Exercise:
Say how many lines include "time", with no words around the number.

* BEGIN Data shown *

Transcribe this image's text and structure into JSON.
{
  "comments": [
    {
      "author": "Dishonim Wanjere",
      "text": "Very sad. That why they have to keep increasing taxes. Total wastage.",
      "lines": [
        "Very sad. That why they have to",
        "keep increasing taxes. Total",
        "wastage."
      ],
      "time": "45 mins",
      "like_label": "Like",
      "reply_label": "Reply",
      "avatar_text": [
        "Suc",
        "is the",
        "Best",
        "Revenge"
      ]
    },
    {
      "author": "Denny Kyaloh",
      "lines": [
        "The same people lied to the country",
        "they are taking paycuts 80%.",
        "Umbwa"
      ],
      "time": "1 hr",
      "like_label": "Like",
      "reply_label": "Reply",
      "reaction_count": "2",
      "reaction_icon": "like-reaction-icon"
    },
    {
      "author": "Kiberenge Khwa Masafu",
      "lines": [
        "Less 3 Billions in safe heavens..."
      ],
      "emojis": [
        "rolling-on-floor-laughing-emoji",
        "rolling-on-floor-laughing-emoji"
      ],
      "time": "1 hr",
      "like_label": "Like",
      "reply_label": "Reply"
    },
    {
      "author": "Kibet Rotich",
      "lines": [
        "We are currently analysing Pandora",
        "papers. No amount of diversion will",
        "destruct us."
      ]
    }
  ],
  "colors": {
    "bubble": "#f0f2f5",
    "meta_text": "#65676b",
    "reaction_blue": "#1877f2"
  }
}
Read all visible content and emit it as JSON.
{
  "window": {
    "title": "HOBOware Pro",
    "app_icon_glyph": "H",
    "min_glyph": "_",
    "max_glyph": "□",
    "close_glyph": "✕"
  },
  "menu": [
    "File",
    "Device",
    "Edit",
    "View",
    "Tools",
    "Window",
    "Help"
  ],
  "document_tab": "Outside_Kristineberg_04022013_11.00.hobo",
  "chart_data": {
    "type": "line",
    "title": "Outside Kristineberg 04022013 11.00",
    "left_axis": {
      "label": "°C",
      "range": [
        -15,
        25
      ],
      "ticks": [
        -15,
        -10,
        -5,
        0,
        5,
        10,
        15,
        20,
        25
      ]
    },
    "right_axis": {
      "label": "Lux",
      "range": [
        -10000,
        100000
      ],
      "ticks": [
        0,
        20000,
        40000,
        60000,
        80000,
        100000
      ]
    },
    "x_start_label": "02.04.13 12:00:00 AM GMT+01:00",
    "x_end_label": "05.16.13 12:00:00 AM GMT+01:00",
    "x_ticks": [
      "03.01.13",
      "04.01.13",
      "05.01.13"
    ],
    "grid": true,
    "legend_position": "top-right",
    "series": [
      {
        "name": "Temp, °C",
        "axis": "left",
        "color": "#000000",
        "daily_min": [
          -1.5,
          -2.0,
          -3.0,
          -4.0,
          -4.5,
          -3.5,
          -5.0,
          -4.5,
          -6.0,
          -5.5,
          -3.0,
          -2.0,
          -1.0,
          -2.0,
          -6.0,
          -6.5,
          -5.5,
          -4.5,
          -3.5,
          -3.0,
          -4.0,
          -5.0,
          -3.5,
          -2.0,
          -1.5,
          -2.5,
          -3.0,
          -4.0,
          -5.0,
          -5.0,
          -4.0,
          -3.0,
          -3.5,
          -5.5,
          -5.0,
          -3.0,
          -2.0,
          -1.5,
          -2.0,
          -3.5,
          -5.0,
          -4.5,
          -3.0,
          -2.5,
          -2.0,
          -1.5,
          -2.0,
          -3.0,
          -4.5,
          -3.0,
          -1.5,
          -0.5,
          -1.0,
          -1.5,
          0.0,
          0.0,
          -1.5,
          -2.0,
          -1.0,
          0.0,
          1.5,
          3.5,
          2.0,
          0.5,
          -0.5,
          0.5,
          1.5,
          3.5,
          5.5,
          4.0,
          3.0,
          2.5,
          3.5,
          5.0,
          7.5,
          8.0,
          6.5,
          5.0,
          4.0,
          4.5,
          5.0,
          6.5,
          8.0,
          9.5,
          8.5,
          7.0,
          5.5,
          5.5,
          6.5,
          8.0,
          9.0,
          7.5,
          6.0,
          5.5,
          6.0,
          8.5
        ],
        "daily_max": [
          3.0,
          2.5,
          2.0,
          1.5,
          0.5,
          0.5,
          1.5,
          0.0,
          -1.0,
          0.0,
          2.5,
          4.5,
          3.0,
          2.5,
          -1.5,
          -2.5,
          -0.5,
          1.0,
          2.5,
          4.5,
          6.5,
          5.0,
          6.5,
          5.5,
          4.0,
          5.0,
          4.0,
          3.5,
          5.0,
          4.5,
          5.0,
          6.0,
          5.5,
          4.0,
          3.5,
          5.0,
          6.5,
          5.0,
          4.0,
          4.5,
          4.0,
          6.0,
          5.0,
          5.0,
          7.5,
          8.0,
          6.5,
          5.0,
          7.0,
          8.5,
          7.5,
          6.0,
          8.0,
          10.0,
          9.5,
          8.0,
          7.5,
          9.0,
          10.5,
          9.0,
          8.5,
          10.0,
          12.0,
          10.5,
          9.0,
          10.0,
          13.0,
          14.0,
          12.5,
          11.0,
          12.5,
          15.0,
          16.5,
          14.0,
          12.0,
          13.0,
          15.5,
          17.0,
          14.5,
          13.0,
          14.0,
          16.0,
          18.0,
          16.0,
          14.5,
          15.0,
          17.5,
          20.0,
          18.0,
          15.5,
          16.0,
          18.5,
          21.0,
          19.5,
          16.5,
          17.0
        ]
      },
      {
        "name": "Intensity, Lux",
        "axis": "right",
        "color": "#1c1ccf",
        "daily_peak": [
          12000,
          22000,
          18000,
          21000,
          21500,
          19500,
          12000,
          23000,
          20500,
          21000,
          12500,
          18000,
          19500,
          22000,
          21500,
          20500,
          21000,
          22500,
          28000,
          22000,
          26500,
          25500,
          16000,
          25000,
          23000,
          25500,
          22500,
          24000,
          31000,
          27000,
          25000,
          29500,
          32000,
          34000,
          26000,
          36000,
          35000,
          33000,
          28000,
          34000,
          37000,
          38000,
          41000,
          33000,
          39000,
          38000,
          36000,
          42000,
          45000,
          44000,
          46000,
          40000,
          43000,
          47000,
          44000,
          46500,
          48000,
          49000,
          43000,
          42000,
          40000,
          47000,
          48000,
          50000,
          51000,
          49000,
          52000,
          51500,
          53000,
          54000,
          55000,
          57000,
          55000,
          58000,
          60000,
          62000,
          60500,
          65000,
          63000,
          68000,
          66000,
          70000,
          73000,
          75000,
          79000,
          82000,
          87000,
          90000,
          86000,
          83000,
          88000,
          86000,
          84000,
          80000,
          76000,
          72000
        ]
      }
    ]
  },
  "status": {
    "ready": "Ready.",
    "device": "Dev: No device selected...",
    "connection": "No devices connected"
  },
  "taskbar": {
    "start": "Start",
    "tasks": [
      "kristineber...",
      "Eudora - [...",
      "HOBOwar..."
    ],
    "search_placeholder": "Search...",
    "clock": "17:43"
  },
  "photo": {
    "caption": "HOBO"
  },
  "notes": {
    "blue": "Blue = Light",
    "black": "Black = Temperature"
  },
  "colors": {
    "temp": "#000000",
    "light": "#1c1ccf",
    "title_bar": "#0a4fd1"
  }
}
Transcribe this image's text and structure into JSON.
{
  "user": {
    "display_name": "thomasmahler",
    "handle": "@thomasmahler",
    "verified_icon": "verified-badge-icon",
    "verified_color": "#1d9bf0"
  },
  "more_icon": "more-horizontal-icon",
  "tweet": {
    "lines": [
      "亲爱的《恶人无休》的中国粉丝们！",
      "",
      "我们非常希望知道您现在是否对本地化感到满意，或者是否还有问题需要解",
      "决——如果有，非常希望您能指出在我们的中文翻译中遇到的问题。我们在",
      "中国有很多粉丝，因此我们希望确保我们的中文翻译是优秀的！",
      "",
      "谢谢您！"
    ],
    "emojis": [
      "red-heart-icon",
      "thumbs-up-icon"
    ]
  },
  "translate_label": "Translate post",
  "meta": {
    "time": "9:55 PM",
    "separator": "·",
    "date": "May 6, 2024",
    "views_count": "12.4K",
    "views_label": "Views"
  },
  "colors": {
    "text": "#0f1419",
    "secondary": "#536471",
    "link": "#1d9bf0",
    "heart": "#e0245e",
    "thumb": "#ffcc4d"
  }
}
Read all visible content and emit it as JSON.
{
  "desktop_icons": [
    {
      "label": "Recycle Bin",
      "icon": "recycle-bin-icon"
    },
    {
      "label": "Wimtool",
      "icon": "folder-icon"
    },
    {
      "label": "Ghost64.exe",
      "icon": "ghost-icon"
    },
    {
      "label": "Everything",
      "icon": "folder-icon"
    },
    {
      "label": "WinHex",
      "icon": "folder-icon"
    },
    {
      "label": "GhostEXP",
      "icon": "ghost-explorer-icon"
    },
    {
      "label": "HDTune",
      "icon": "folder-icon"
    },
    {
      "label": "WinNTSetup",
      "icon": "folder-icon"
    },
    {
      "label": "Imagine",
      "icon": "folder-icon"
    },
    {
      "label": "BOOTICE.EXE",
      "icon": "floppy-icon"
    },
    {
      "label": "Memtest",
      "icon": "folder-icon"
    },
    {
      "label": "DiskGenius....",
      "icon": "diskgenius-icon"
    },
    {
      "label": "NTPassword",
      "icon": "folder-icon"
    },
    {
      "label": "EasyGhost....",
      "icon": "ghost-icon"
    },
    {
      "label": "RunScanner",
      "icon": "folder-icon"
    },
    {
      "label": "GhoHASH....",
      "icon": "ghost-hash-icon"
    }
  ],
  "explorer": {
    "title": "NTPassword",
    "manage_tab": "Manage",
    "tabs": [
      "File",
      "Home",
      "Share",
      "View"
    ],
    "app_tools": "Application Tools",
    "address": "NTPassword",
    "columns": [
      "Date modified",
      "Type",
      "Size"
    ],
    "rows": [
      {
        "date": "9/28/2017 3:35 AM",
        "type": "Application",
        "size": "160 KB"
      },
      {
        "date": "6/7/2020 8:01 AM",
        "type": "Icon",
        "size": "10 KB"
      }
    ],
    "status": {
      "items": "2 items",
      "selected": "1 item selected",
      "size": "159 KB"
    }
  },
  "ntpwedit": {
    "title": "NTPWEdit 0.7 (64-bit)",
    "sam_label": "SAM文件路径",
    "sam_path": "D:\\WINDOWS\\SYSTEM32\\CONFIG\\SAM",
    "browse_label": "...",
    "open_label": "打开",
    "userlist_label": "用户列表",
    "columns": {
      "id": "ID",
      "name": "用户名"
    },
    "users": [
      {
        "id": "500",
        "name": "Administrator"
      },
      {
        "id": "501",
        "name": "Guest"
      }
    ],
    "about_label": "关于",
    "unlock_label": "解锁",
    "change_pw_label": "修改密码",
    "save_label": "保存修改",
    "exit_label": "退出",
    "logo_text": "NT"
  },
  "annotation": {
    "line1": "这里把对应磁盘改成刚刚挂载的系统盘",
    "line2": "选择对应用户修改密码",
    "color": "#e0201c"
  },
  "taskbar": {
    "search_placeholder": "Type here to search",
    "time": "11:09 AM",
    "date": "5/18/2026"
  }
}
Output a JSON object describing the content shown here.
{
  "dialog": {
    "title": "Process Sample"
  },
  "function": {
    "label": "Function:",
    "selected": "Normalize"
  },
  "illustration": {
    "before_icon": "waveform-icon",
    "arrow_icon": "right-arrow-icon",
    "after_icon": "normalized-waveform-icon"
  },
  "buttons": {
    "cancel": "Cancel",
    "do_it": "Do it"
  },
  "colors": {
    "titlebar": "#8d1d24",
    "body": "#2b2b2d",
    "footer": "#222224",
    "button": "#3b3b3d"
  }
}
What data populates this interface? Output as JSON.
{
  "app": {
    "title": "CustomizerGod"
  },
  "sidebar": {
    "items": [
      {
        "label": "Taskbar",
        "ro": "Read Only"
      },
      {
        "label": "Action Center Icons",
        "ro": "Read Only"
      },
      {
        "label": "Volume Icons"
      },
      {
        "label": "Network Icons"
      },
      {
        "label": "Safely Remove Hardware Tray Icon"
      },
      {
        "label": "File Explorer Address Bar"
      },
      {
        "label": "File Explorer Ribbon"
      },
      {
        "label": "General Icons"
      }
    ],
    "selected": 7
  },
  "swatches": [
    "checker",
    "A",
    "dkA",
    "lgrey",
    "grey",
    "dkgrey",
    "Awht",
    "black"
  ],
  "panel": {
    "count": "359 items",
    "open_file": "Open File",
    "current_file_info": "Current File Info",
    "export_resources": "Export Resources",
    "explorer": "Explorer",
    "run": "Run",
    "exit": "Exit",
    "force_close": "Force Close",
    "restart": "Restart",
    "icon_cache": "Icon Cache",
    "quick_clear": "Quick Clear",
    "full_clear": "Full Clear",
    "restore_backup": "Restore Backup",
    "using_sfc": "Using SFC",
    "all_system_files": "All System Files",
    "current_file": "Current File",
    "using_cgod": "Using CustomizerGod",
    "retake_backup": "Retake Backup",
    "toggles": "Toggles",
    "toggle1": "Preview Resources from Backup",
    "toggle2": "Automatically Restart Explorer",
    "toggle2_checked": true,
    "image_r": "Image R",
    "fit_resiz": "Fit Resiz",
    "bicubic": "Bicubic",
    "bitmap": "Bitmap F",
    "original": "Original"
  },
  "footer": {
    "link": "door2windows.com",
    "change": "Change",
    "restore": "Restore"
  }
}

* END Data shown *

Written reply:
5